[Recorded data]
+ + + + + + +

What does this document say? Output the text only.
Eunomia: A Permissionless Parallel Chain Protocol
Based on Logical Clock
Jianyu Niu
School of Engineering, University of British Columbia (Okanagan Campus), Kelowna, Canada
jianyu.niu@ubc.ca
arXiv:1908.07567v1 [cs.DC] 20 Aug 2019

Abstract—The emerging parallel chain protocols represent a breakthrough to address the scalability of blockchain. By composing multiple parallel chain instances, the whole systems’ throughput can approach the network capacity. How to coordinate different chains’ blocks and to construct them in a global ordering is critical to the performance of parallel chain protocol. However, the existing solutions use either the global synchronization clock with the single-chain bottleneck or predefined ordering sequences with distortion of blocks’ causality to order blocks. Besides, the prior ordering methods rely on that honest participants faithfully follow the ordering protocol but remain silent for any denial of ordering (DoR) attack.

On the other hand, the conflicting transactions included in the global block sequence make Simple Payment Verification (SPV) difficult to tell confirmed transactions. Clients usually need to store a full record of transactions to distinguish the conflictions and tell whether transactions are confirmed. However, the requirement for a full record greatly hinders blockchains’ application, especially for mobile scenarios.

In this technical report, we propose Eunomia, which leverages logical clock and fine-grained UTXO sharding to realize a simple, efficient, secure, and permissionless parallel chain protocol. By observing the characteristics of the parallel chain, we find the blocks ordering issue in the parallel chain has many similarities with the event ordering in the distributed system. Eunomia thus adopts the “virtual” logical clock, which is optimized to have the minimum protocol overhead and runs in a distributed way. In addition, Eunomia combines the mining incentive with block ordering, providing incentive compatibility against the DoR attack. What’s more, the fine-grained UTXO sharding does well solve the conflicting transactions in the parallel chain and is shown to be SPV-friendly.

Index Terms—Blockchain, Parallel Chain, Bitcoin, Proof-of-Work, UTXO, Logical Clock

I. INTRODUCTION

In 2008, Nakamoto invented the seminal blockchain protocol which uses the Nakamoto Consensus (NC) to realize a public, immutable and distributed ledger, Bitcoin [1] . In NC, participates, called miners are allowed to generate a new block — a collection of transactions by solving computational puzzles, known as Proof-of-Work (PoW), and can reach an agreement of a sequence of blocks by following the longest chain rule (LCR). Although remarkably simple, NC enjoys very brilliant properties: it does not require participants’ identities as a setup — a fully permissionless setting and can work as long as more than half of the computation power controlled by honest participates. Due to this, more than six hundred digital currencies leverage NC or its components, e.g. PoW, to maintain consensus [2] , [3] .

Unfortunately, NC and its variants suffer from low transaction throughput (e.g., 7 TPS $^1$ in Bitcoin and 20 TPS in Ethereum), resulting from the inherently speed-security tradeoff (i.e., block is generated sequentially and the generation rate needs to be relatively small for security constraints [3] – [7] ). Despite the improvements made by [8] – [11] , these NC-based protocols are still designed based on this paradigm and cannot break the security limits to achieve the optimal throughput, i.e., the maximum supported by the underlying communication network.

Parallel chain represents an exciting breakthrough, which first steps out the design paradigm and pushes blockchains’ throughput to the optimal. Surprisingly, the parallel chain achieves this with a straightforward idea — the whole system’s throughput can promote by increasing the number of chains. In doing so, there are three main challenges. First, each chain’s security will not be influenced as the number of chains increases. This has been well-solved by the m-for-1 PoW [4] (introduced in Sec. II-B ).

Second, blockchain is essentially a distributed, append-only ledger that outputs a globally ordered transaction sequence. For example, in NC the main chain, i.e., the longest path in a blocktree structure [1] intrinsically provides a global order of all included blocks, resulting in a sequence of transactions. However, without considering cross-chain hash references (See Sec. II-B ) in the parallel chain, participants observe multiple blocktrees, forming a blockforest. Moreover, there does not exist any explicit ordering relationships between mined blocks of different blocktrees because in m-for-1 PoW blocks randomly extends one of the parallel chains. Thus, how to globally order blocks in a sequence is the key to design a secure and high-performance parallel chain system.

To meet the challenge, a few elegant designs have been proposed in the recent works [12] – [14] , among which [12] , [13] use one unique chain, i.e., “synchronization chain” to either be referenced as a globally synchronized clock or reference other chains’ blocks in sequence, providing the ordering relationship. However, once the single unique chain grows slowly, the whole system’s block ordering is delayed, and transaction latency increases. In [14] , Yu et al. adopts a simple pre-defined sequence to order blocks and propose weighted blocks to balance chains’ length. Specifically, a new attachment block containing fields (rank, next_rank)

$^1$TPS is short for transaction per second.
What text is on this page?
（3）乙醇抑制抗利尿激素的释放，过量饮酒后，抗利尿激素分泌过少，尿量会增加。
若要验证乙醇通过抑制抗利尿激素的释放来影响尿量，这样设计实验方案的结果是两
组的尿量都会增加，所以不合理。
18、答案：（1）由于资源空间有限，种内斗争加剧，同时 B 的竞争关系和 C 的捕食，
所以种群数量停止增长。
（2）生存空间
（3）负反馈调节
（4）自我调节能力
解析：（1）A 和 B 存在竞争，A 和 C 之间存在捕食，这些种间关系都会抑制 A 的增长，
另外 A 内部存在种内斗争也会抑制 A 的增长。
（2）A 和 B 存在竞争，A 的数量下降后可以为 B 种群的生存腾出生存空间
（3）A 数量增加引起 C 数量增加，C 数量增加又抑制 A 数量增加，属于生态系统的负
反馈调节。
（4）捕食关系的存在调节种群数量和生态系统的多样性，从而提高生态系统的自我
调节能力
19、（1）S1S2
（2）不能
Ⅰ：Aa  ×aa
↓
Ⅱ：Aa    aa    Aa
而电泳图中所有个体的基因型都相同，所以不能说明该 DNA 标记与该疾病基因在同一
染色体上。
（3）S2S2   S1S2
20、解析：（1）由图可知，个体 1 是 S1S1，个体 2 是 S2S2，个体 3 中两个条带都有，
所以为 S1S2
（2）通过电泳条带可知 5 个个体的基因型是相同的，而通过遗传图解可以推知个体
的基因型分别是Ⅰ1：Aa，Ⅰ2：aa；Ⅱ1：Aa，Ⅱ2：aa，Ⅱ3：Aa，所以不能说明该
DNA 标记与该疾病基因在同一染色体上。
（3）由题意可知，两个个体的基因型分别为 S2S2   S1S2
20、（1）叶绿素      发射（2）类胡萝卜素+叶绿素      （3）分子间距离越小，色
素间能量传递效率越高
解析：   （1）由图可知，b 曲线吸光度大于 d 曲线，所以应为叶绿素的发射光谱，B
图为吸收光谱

+ + + + + + +

▶ [Exercise requirements] From the listing above, copy every line that includes the word "所以不能说明该".

▶ [The response]
而电泳图中所有个体的基因型都相同，所以不能说明该 DNA 标记与该疾病基因在同一
的基因型分别是Ⅰ1：Aa，Ⅰ2：aa；Ⅱ1：Aa，Ⅱ2：aa，Ⅱ3：Aa，所以不能说明该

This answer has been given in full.